# Records provided start

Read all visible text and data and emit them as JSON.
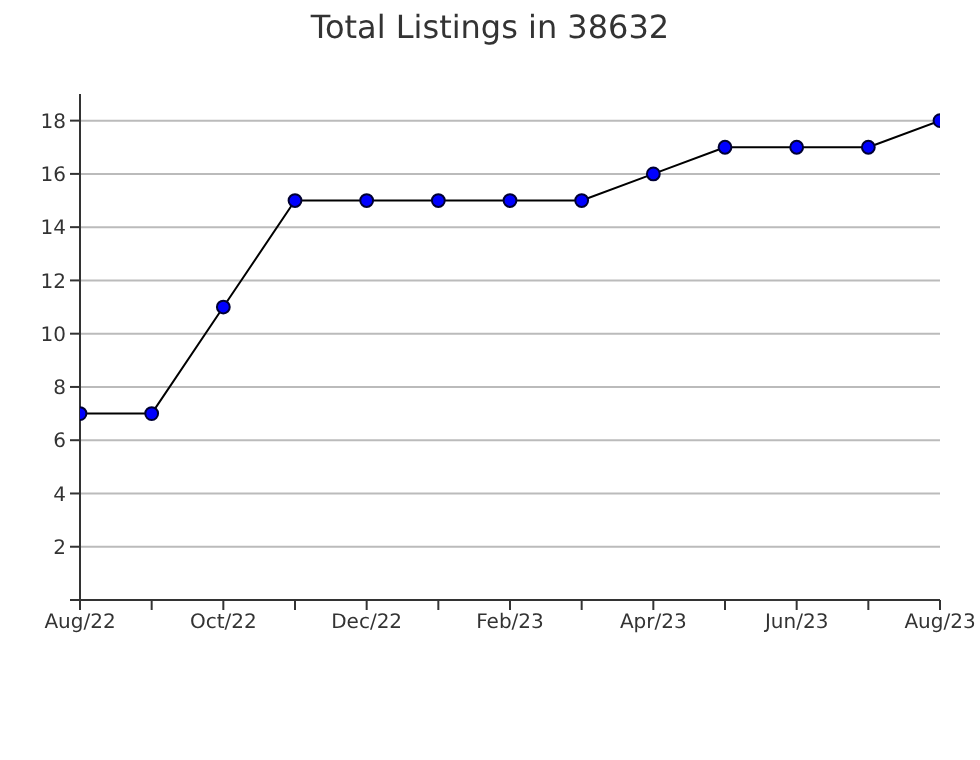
{
  "chart_data": {
    "type": "line",
    "title": "Total Listings in 38632",
    "x": [
      "2022-08",
      "2022-09",
      "2022-10",
      "2022-11",
      "2022-12",
      "2023-01",
      "2023-02",
      "2023-03",
      "2023-04",
      "2023-05",
      "2023-06",
      "2023-07",
      "2023-08"
    ],
    "series": [
      {
        "color": "#0000ff",
        "values": [
          7,
          7,
          11,
          15,
          15,
          15,
          15,
          15,
          16,
          17,
          17,
          17,
          18
        ]
      }
    ],
    "xlim": [
      "2022-08",
      "2023-08"
    ],
    "xticks": [
      {
        "value": "2022-08",
        "label": "Aug/22"
      },
      {
        "value": "2022-09",
        "label": null
      },
      {
        "value": "2022-10",
        "label": "Oct/22"
      },
      {
        "value": "2022-11",
        "label": null
      },
      {
        "value": "2022-12",
        "label": "Dec/22"
      },
      {
        "value": "2023-01",
        "label": null
      },
      {
        "value": "2023-02",
        "label": "Feb/23"
      },
      {
        "value": "2023-03",
        "label": null
      },
      {
        "value": "2023-04",
        "label": "Apr/23"
      },
      {
        "value": "2023-05",
        "label": null
      },
      {
        "value": "2023-06",
        "label": "Jun/23"
      },
      {
        "value": "2023-07",
        "label": null
      },
      {
        "value": "2023-08",
        "label": "Aug/23"
      }
    ],
    "ylim": [
      0,
      19
    ],
    "yticks": [
      {
        "value": 0,
        "label": null
      },
      2,
      4,
      6,
      8,
      10,
      12,
      14,
      16,
      18
    ],
    "grid": "y",
    "marker": "circle",
    "line_style": "solid",
    "legend": false
  }
}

# Records provided end

[Instructions to follow]: Make a verbatim copy of all the entries and strip out the pictures.

[Response for this exercise]:
Read all visible text and data and emit them as JSON.
{
  "chart_data": {
    "type": "line",
    "title": "Total Listings in 38632",
    "x": [
      "2022-08",
      "2022-09",
      "2022-10",
      "2022-11",
      "2022-12",
      "2023-01",
      "2023-02",
      "2023-03",
      "2023-04",
      "2023-05",
      "2023-06",
      "2023-07",
      "2023-08"
    ],
    "series": [
      {
        "color": "#0000ff",
        "values": [
          7,
          7,
          11,
          15,
          15,
          15,
          15,
          15,
          16,
          17,
          17,
          17,
          18
        ]
      }
    ],
    "xlim": [
      "2022-08",
      "2023-08"
    ],
    "xticks": [
      {
        "value": "2022-08",
        "label": "Aug/22"
      },
      {
        "value": "2022-09",
        "label": null
      },
      {
        "value": "2022-10",
        "label": "Oct/22"
      },
      {
        "value": "2022-11",
        "label": null
      },
      {
        "value": "2022-12",
        "label": "Dec/22"
      },
      {
        "value": "2023-01",
        "label": null
      },
      {
        "value": "2023-02",
        "label": "Feb/23"
      },
      {
        "value": "2023-03",
        "label": null
      },
      {
        "value": "2023-04",
        "label": "Apr/23"
      },
      {
        "value": "2023-05",
        "label": null
      },
      {
        "value": "2023-06",
        "label": "Jun/23"
      },
      {
        "value": "2023-07",
        "label": null
      },
      {
        "value": "2023-08",
        "label": "Aug/23"
      }
    ],
    "ylim": [
      0,
      19
    ],
    "yticks": [
      {
        "value": 0,
        "label": null
      },
      2,
      4,
      6,
      8,
      10,
      12,
      14,
      16,
      18
    ],
    "grid": "y",
    "marker": "circle",
    "line_style": "solid",
    "legend": false
  }
}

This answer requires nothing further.